[Element position data]
* * *
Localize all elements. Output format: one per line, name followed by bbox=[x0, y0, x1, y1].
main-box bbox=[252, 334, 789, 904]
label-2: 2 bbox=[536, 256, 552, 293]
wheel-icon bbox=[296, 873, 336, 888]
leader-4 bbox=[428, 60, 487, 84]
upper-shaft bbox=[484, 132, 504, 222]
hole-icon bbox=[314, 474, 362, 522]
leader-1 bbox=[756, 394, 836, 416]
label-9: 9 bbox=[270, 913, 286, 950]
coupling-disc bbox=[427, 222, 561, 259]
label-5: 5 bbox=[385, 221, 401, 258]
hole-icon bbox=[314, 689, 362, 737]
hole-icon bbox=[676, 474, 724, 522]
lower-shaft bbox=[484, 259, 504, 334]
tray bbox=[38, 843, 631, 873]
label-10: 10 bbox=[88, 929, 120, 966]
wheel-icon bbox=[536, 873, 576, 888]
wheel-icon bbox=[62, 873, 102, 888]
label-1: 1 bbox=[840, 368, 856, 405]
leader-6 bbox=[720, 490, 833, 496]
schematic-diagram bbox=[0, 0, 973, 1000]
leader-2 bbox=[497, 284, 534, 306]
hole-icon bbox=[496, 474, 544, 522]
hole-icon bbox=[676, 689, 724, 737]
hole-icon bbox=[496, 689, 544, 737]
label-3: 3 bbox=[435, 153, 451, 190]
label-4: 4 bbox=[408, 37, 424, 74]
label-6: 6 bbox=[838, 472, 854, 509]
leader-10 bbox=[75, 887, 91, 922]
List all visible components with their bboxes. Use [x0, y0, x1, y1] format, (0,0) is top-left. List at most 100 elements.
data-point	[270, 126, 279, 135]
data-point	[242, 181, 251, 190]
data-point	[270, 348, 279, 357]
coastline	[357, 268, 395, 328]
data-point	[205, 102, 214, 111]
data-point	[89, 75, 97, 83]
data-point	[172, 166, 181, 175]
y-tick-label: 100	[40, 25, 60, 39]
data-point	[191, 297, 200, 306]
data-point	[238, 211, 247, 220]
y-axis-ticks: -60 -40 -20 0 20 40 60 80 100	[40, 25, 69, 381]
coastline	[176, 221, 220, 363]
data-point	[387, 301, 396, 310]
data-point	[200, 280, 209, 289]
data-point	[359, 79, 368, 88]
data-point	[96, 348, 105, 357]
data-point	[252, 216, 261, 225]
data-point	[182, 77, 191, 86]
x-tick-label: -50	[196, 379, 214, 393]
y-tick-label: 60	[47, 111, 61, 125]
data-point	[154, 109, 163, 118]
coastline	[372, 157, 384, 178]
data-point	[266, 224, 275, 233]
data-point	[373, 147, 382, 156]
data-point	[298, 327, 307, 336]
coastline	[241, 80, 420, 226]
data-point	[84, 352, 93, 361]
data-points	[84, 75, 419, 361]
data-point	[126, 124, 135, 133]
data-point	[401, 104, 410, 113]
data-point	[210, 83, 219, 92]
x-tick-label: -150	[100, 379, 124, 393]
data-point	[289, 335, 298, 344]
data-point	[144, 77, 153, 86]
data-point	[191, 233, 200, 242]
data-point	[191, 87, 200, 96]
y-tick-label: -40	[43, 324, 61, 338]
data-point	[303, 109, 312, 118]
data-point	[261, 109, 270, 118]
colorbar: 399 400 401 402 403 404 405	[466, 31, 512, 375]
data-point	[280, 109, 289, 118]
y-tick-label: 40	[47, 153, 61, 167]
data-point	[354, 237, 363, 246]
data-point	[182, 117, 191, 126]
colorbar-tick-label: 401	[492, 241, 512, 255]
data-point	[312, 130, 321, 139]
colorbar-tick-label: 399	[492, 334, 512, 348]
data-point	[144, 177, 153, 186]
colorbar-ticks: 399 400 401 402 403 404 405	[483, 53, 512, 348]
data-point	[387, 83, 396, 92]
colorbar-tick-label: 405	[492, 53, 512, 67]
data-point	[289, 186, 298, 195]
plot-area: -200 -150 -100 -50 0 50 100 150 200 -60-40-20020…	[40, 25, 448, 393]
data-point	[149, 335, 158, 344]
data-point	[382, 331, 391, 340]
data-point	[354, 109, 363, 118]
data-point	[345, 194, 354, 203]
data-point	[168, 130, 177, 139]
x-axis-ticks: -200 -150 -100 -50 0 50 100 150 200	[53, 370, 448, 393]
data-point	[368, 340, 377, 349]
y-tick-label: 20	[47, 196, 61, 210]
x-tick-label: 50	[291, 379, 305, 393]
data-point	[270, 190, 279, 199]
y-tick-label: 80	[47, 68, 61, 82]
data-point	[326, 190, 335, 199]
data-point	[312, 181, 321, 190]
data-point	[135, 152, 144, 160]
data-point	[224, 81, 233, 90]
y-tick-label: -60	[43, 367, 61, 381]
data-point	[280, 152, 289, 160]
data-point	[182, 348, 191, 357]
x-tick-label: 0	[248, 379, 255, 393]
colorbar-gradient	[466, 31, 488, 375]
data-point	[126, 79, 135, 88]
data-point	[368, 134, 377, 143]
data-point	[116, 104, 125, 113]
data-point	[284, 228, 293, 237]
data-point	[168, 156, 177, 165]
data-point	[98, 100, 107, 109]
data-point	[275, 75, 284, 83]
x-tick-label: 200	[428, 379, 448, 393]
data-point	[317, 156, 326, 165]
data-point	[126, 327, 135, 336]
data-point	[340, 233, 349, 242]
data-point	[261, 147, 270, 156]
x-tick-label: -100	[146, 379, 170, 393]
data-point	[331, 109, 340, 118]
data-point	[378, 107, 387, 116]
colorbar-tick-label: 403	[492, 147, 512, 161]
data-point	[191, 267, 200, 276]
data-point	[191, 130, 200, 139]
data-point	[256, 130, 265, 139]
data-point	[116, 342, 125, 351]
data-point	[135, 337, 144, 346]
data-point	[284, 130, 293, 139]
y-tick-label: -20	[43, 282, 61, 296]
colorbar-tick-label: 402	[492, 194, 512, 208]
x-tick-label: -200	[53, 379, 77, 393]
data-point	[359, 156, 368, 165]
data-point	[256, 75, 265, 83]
* * *
* **Task brief**: Copy every line of the items above verbatim, without any changes.

* **Output**:
Localize all elements. Output format: one per line, name followed by bbox=[x0, y0, x1, y1].
main-box bbox=[252, 334, 789, 904]
label-2: 2 bbox=[536, 256, 552, 293]
wheel-icon bbox=[296, 873, 336, 888]
leader-4 bbox=[428, 60, 487, 84]
upper-shaft bbox=[484, 132, 504, 222]
hole-icon bbox=[314, 474, 362, 522]
leader-1 bbox=[756, 394, 836, 416]
label-9: 9 bbox=[270, 913, 286, 950]
coupling-disc bbox=[427, 222, 561, 259]
label-5: 5 bbox=[385, 221, 401, 258]
hole-icon bbox=[314, 689, 362, 737]
hole-icon bbox=[676, 474, 724, 522]
lower-shaft bbox=[484, 259, 504, 334]
tray bbox=[38, 843, 631, 873]
label-10: 10 bbox=[88, 929, 120, 966]
wheel-icon bbox=[536, 873, 576, 888]
wheel-icon bbox=[62, 873, 102, 888]
label-1: 1 bbox=[840, 368, 856, 405]
leader-6 bbox=[720, 490, 833, 496]
schematic-diagram bbox=[0, 0, 973, 1000]
leader-2 bbox=[497, 284, 534, 306]
hole-icon bbox=[496, 474, 544, 522]
hole-icon bbox=[676, 689, 724, 737]
hole-icon bbox=[496, 689, 544, 737]
label-3: 3 bbox=[435, 153, 451, 190]
label-4: 4 bbox=[408, 37, 424, 74]
label-6: 6 bbox=[838, 472, 854, 509]
leader-10 bbox=[75, 887, 91, 922]
List all visible components with their bboxes. Use [x0, y0, x1, y1] format, (0,0) is top-left. List at most 100 elements.
data-point	[270, 126, 279, 135]
data-point	[242, 181, 251, 190]
data-point	[270, 348, 279, 357]
coastline	[357, 268, 395, 328]
data-point	[205, 102, 214, 111]
data-point	[89, 75, 97, 83]
data-point	[172, 166, 181, 175]
y-tick-label: 100	[40, 25, 60, 39]
data-point	[191, 297, 200, 306]
data-point	[238, 211, 247, 220]
y-axis-ticks: -60 -40 -20 0 20 40 60 80 100	[40, 25, 69, 381]
coastline	[176, 221, 220, 363]
data-point	[387, 301, 396, 310]
data-point	[200, 280, 209, 289]
data-point	[359, 79, 368, 88]
data-point	[96, 348, 105, 357]
data-point	[252, 216, 261, 225]
data-point	[182, 77, 191, 86]
x-tick-label: -50	[196, 379, 214, 393]
y-tick-label: 60	[47, 111, 61, 125]
data-point	[154, 109, 163, 118]
coastline	[372, 157, 384, 178]
data-point	[266, 224, 275, 233]
data-point	[373, 147, 382, 156]
data-point	[298, 327, 307, 336]
coastline	[241, 80, 420, 226]
data-point	[84, 352, 93, 361]
data-points	[84, 75, 419, 361]
data-point	[126, 124, 135, 133]
data-point	[401, 104, 410, 113]
data-point	[210, 83, 219, 92]
x-tick-label: -150	[100, 379, 124, 393]
data-point	[289, 335, 298, 344]
data-point	[144, 77, 153, 86]
data-point	[191, 233, 200, 242]
data-point	[191, 87, 200, 96]
y-tick-label: -40	[43, 324, 61, 338]
data-point	[303, 109, 312, 118]
data-point	[261, 109, 270, 118]
colorbar: 399 400 401 402 403 404 405	[466, 31, 512, 375]
data-point	[280, 109, 289, 118]
y-tick-label: 40	[47, 153, 61, 167]
data-point	[354, 237, 363, 246]
data-point	[182, 117, 191, 126]
colorbar-tick-label: 401	[492, 241, 512, 255]
data-point	[312, 130, 321, 139]
colorbar-tick-label: 399	[492, 334, 512, 348]
data-point	[144, 177, 153, 186]
colorbar-ticks: 399 400 401 402 403 404 405	[483, 53, 512, 348]
data-point	[387, 83, 396, 92]
colorbar-tick-label: 405	[492, 53, 512, 67]
data-point	[289, 186, 298, 195]
plot-area: -200 -150 -100 -50 0 50 100 150 200 -60-40-20020…	[40, 25, 448, 393]
data-point	[149, 335, 158, 344]
data-point	[382, 331, 391, 340]
data-point	[354, 109, 363, 118]
data-point	[345, 194, 354, 203]
data-point	[168, 130, 177, 139]
x-axis-ticks: -200 -150 -100 -50 0 50 100 150 200	[53, 370, 448, 393]
data-point	[368, 340, 377, 349]
y-tick-label: 20	[47, 196, 61, 210]
x-tick-label: 50	[291, 379, 305, 393]
data-point	[270, 190, 279, 199]
y-tick-label: 80	[47, 68, 61, 82]
data-point	[326, 190, 335, 199]
data-point	[312, 181, 321, 190]
data-point	[135, 152, 144, 160]
data-point	[224, 81, 233, 90]
y-tick-label: -60	[43, 367, 61, 381]
data-point	[280, 152, 289, 160]
data-point	[182, 348, 191, 357]
x-tick-label: 0	[248, 379, 255, 393]
colorbar-gradient	[466, 31, 488, 375]
data-point	[126, 79, 135, 88]
data-point	[368, 134, 377, 143]
data-point	[116, 104, 125, 113]
data-point	[284, 228, 293, 237]
data-point	[168, 156, 177, 165]
data-point	[98, 100, 107, 109]
data-point	[275, 75, 284, 83]
x-tick-label: 200	[428, 379, 448, 393]
data-point	[317, 156, 326, 165]
data-point	[126, 327, 135, 336]
data-point	[340, 233, 349, 242]
data-point	[261, 147, 270, 156]
x-tick-label: -100	[146, 379, 170, 393]
data-point	[331, 109, 340, 118]
data-point	[378, 107, 387, 116]
colorbar-tick-label: 403	[492, 147, 512, 161]
data-point	[191, 267, 200, 276]
data-point	[191, 130, 200, 139]
data-point	[256, 130, 265, 139]
data-point	[116, 342, 125, 351]
data-point	[135, 337, 144, 346]
data-point	[284, 130, 293, 139]
y-tick-label: -20	[43, 282, 61, 296]
colorbar-tick-label: 402	[492, 194, 512, 208]
x-tick-label: -200	[53, 379, 77, 393]
data-point	[359, 156, 368, 165]
data-point	[256, 75, 265, 83]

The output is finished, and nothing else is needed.